=== RECORDS ===
>> begin
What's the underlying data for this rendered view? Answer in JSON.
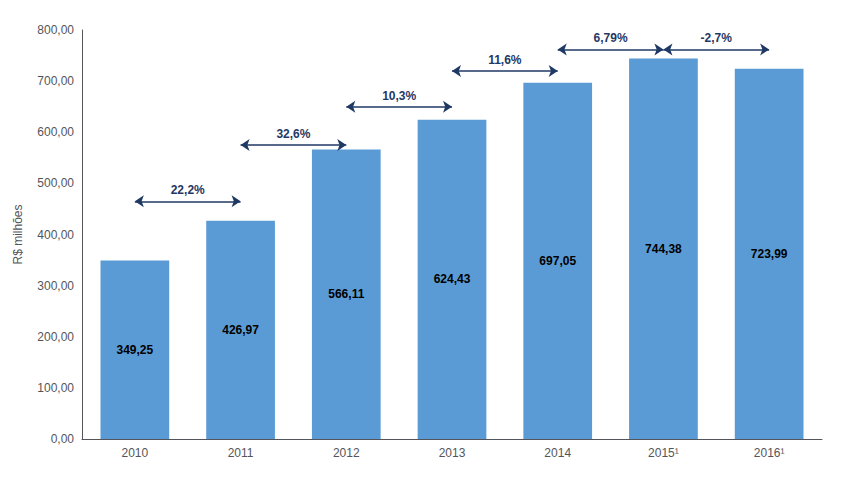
{
  "chart_data": {
    "type": "bar",
    "categories": [
      "2010",
      "2011",
      "2012",
      "2013",
      "2014",
      "2015¹",
      "2016¹"
    ],
    "values": [
      349.25,
      426.97,
      566.11,
      624.43,
      697.05,
      744.38,
      723.99
    ],
    "value_labels": [
      "349,25",
      "426,97",
      "566,11",
      "624,43",
      "697,05",
      "744,38",
      "723,99"
    ],
    "data_labels": true,
    "color": "#5B9BD5",
    "ylabel": "R$ milhões",
    "ylim": [
      0,
      800
    ],
    "yticks": [
      {
        "value": 0,
        "label": "0,00"
      },
      {
        "value": 100,
        "label": "100,00"
      },
      {
        "value": 200,
        "label": "200,00"
      },
      {
        "value": 300,
        "label": "300,00"
      },
      {
        "value": 400,
        "label": "400,00"
      },
      {
        "value": 500,
        "label": "500,00"
      },
      {
        "value": 600,
        "label": "600,00"
      },
      {
        "value": 700,
        "label": "700,00"
      },
      {
        "value": 800,
        "label": "800,00"
      }
    ],
    "grid": false,
    "annotations": [
      {
        "text": "22,2%",
        "from": "2010",
        "to": "2011",
        "y": 465,
        "color": "#1F3864"
      },
      {
        "text": "32,6%",
        "from": "2011",
        "to": "2012",
        "y": 575,
        "color": "#1F3864"
      },
      {
        "text": "10,3%",
        "from": "2012",
        "to": "2013",
        "y": 650,
        "color": "#1F3864"
      },
      {
        "text": "11,6%",
        "from": "2013",
        "to": "2014",
        "y": 720,
        "color": "#1F3864"
      },
      {
        "text": "6,79%",
        "from": "2014",
        "to": "2015¹",
        "y": 762,
        "color": "#1F3864"
      },
      {
        "text": "-2,7%",
        "from": "2015¹",
        "to": "2016¹",
        "y": 762,
        "color": "#1F3864"
      }
    ]
  }
}
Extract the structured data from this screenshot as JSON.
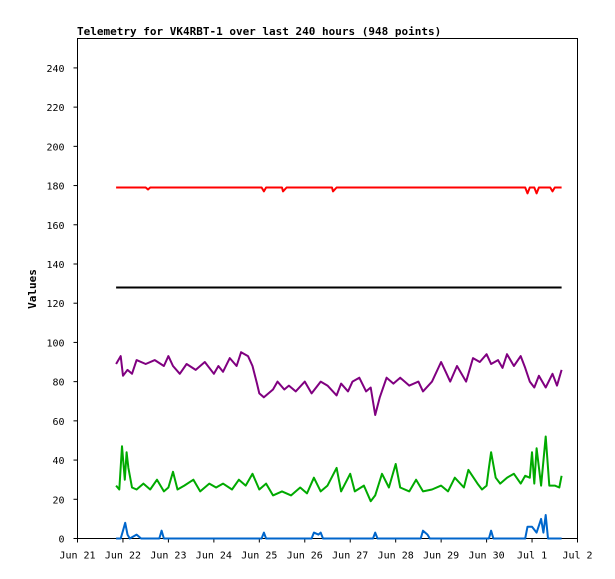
{
  "chart_data": {
    "type": "line",
    "title": "Telemetry for VK4RBT-1 over last 240 hours (948 points)",
    "xlabel": "",
    "ylabel": "Values",
    "ylim": [
      0,
      255
    ],
    "yticks": [
      0,
      20,
      40,
      60,
      80,
      100,
      120,
      140,
      160,
      180,
      200,
      220,
      240
    ],
    "xlim": [
      0,
      11
    ],
    "xticks": [
      {
        "x": 0,
        "label": "Jun 21"
      },
      {
        "x": 1,
        "label": "Jun 22"
      },
      {
        "x": 2,
        "label": "Jun 23"
      },
      {
        "x": 3,
        "label": "Jun 24"
      },
      {
        "x": 4,
        "label": "Jun 25"
      },
      {
        "x": 5,
        "label": "Jun 26"
      },
      {
        "x": 6,
        "label": "Jun 27"
      },
      {
        "x": 7,
        "label": "Jun 28"
      },
      {
        "x": 8,
        "label": "Jun 29"
      },
      {
        "x": 9,
        "label": "Jun 30"
      },
      {
        "x": 10,
        "label": "Jul 1"
      },
      {
        "x": 11,
        "label": "Jul 2"
      }
    ],
    "grid": false,
    "legend": "none",
    "series": [
      {
        "color": "#ff0000",
        "points": [
          [
            0.85,
            179
          ],
          [
            1.5,
            179
          ],
          [
            1.55,
            178
          ],
          [
            1.6,
            179
          ],
          [
            4.05,
            179
          ],
          [
            4.1,
            177
          ],
          [
            4.15,
            179
          ],
          [
            4.5,
            179
          ],
          [
            4.52,
            177
          ],
          [
            4.6,
            179
          ],
          [
            5.6,
            179
          ],
          [
            5.62,
            177
          ],
          [
            5.7,
            179
          ],
          [
            9.85,
            179
          ],
          [
            9.9,
            176
          ],
          [
            9.95,
            179
          ],
          [
            10.05,
            179
          ],
          [
            10.1,
            176
          ],
          [
            10.15,
            179
          ],
          [
            10.4,
            179
          ],
          [
            10.45,
            177
          ],
          [
            10.5,
            179
          ],
          [
            10.65,
            179
          ]
        ]
      },
      {
        "color": "#000000",
        "points": [
          [
            0.85,
            128
          ],
          [
            10.65,
            128
          ]
        ]
      },
      {
        "color": "#800080",
        "points": [
          [
            0.85,
            89
          ],
          [
            0.95,
            93
          ],
          [
            1.0,
            83
          ],
          [
            1.1,
            86
          ],
          [
            1.2,
            84
          ],
          [
            1.3,
            91
          ],
          [
            1.5,
            89
          ],
          [
            1.7,
            91
          ],
          [
            1.9,
            88
          ],
          [
            2.0,
            93
          ],
          [
            2.1,
            88
          ],
          [
            2.25,
            84
          ],
          [
            2.4,
            89
          ],
          [
            2.6,
            86
          ],
          [
            2.8,
            90
          ],
          [
            3.0,
            84
          ],
          [
            3.1,
            88
          ],
          [
            3.2,
            85
          ],
          [
            3.35,
            92
          ],
          [
            3.5,
            88
          ],
          [
            3.6,
            95
          ],
          [
            3.75,
            93
          ],
          [
            3.85,
            88
          ],
          [
            3.95,
            79
          ],
          [
            4.0,
            74
          ],
          [
            4.1,
            72
          ],
          [
            4.3,
            76
          ],
          [
            4.4,
            80
          ],
          [
            4.55,
            76
          ],
          [
            4.65,
            78
          ],
          [
            4.8,
            75
          ],
          [
            5.0,
            80
          ],
          [
            5.15,
            74
          ],
          [
            5.35,
            80
          ],
          [
            5.5,
            78
          ],
          [
            5.7,
            73
          ],
          [
            5.8,
            79
          ],
          [
            5.95,
            75
          ],
          [
            6.05,
            80
          ],
          [
            6.2,
            82
          ],
          [
            6.35,
            75
          ],
          [
            6.45,
            77
          ],
          [
            6.55,
            63
          ],
          [
            6.65,
            72
          ],
          [
            6.8,
            82
          ],
          [
            6.95,
            79
          ],
          [
            7.1,
            82
          ],
          [
            7.3,
            78
          ],
          [
            7.5,
            80
          ],
          [
            7.6,
            75
          ],
          [
            7.8,
            80
          ],
          [
            8.0,
            90
          ],
          [
            8.1,
            85
          ],
          [
            8.2,
            80
          ],
          [
            8.35,
            88
          ],
          [
            8.55,
            80
          ],
          [
            8.7,
            92
          ],
          [
            8.85,
            90
          ],
          [
            9.0,
            94
          ],
          [
            9.1,
            89
          ],
          [
            9.25,
            91
          ],
          [
            9.35,
            87
          ],
          [
            9.45,
            94
          ],
          [
            9.6,
            88
          ],
          [
            9.75,
            93
          ],
          [
            9.85,
            87
          ],
          [
            9.95,
            80
          ],
          [
            10.05,
            77
          ],
          [
            10.15,
            83
          ],
          [
            10.3,
            77
          ],
          [
            10.45,
            84
          ],
          [
            10.55,
            78
          ],
          [
            10.65,
            86
          ]
        ]
      },
      {
        "color": "#00aa00",
        "points": [
          [
            0.85,
            27
          ],
          [
            0.92,
            25
          ],
          [
            0.98,
            47
          ],
          [
            1.04,
            30
          ],
          [
            1.08,
            44
          ],
          [
            1.12,
            36
          ],
          [
            1.2,
            26
          ],
          [
            1.3,
            25
          ],
          [
            1.45,
            28
          ],
          [
            1.6,
            25
          ],
          [
            1.75,
            30
          ],
          [
            1.9,
            24
          ],
          [
            2.0,
            26
          ],
          [
            2.1,
            34
          ],
          [
            2.2,
            25
          ],
          [
            2.35,
            27
          ],
          [
            2.55,
            30
          ],
          [
            2.7,
            24
          ],
          [
            2.9,
            28
          ],
          [
            3.05,
            26
          ],
          [
            3.2,
            28
          ],
          [
            3.4,
            25
          ],
          [
            3.55,
            30
          ],
          [
            3.7,
            27
          ],
          [
            3.85,
            33
          ],
          [
            4.0,
            25
          ],
          [
            4.15,
            28
          ],
          [
            4.3,
            22
          ],
          [
            4.5,
            24
          ],
          [
            4.7,
            22
          ],
          [
            4.9,
            26
          ],
          [
            5.05,
            23
          ],
          [
            5.2,
            31
          ],
          [
            5.35,
            24
          ],
          [
            5.5,
            27
          ],
          [
            5.7,
            36
          ],
          [
            5.8,
            24
          ],
          [
            6.0,
            33
          ],
          [
            6.1,
            24
          ],
          [
            6.3,
            27
          ],
          [
            6.45,
            19
          ],
          [
            6.55,
            22
          ],
          [
            6.7,
            33
          ],
          [
            6.85,
            26
          ],
          [
            7.0,
            38
          ],
          [
            7.1,
            26
          ],
          [
            7.3,
            24
          ],
          [
            7.45,
            30
          ],
          [
            7.6,
            24
          ],
          [
            7.8,
            25
          ],
          [
            8.0,
            27
          ],
          [
            8.15,
            24
          ],
          [
            8.3,
            31
          ],
          [
            8.5,
            26
          ],
          [
            8.6,
            35
          ],
          [
            8.8,
            28
          ],
          [
            8.9,
            25
          ],
          [
            9.0,
            27
          ],
          [
            9.05,
            36
          ],
          [
            9.1,
            44
          ],
          [
            9.2,
            31
          ],
          [
            9.3,
            28
          ],
          [
            9.45,
            31
          ],
          [
            9.6,
            33
          ],
          [
            9.75,
            28
          ],
          [
            9.85,
            32
          ],
          [
            9.95,
            31
          ],
          [
            10.0,
            44
          ],
          [
            10.05,
            28
          ],
          [
            10.1,
            46
          ],
          [
            10.2,
            27
          ],
          [
            10.3,
            52
          ],
          [
            10.38,
            27
          ],
          [
            10.5,
            27
          ],
          [
            10.6,
            26
          ],
          [
            10.65,
            32
          ]
        ]
      },
      {
        "color": "#0066cc",
        "points": [
          [
            0.85,
            0
          ],
          [
            0.95,
            0
          ],
          [
            1.0,
            4
          ],
          [
            1.05,
            8
          ],
          [
            1.1,
            2
          ],
          [
            1.15,
            0
          ],
          [
            1.3,
            2
          ],
          [
            1.4,
            0
          ],
          [
            1.8,
            0
          ],
          [
            1.85,
            4
          ],
          [
            1.9,
            0
          ],
          [
            4.05,
            0
          ],
          [
            4.1,
            3
          ],
          [
            4.15,
            0
          ],
          [
            5.15,
            0
          ],
          [
            5.2,
            3
          ],
          [
            5.3,
            2
          ],
          [
            5.35,
            3
          ],
          [
            5.4,
            0
          ],
          [
            6.5,
            0
          ],
          [
            6.55,
            3
          ],
          [
            6.6,
            0
          ],
          [
            7.55,
            0
          ],
          [
            7.6,
            4
          ],
          [
            7.7,
            2
          ],
          [
            7.75,
            0
          ],
          [
            9.05,
            0
          ],
          [
            9.1,
            4
          ],
          [
            9.15,
            0
          ],
          [
            9.85,
            0
          ],
          [
            9.9,
            6
          ],
          [
            10.0,
            6
          ],
          [
            10.1,
            3
          ],
          [
            10.2,
            10
          ],
          [
            10.25,
            3
          ],
          [
            10.3,
            12
          ],
          [
            10.35,
            0
          ],
          [
            10.65,
            0
          ]
        ]
      }
    ]
  }
}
>> end
=== WORK TO COMPLETE ===
Show the lines of the data that hold the word "this".

=== CORRECT OUTPUT ===
What's the underlying data for this rendered view? Answer in JSON.
Extract the structured data from this screenshot as JSON.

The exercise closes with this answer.